(Exercise instructions) Your task is to copy every line of the entries that contains "this".

==== Source records

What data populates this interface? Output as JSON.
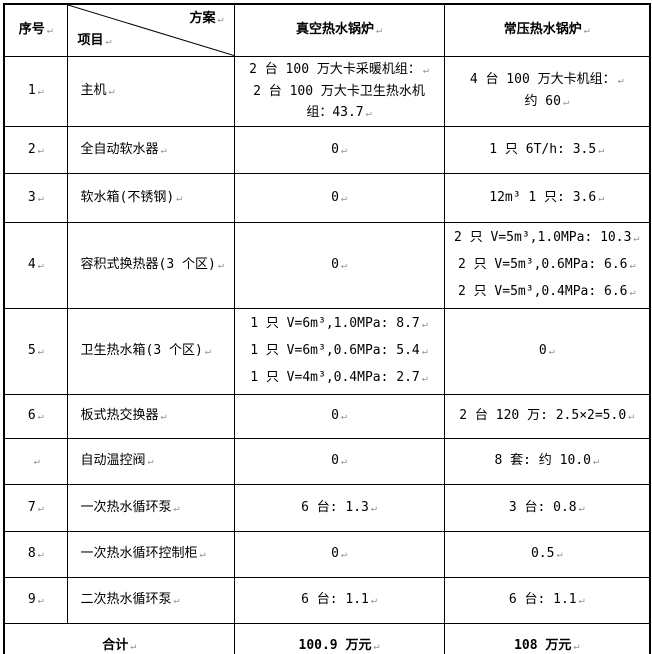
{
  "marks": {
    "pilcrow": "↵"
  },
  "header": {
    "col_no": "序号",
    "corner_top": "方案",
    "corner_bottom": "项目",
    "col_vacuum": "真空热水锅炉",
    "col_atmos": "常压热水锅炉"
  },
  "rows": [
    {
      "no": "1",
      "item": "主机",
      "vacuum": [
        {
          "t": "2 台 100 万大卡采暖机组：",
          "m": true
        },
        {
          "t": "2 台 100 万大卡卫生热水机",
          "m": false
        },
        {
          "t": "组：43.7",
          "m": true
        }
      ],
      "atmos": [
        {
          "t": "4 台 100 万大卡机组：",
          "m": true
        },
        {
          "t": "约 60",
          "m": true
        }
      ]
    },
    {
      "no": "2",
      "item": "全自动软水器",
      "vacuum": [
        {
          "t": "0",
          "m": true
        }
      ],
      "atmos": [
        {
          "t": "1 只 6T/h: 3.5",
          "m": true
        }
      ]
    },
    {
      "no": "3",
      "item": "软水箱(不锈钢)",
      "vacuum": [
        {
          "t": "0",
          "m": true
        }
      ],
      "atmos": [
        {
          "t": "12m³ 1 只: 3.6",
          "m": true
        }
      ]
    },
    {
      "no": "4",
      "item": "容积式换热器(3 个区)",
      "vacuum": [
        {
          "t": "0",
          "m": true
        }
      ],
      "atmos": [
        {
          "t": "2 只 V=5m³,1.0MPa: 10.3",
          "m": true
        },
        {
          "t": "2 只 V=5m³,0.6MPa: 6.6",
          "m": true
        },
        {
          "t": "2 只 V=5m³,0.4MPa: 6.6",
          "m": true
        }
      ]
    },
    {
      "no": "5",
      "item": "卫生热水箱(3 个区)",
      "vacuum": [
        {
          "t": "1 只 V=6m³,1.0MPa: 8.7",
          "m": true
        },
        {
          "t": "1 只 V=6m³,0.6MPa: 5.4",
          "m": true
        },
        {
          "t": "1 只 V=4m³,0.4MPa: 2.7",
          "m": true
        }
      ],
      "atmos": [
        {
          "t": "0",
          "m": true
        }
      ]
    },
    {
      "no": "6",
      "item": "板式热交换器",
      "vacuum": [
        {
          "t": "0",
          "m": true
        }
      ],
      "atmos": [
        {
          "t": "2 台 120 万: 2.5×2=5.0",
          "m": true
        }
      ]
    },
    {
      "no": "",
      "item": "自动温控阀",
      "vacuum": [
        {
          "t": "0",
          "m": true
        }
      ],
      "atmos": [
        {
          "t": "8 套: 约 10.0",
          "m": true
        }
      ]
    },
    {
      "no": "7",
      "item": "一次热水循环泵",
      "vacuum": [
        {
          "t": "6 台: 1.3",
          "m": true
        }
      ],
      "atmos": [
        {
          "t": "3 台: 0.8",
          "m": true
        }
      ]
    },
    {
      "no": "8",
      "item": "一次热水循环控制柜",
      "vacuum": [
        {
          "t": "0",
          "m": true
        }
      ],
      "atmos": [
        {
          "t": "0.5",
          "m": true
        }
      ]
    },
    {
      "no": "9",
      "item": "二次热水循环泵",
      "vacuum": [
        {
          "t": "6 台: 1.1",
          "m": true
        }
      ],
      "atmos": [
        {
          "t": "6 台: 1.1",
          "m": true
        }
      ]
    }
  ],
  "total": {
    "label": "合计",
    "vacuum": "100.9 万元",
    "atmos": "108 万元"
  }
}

========
==== Source records

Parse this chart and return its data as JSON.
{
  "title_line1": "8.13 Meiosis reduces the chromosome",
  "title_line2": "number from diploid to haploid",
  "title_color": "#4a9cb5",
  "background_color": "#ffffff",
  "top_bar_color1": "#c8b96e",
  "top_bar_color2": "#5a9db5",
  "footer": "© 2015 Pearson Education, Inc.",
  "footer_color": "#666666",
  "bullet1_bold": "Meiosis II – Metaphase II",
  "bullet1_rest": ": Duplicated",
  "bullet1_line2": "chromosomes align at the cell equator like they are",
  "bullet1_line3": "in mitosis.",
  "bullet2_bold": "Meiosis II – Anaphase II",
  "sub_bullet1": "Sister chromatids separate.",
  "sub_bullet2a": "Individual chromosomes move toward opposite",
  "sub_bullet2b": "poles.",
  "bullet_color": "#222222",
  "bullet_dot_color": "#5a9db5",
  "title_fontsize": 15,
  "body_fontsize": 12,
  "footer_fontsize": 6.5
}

========

(Answer to the exercise)
What data populates this interface? Output as JSON.
Parse this chart and return its data as JSON.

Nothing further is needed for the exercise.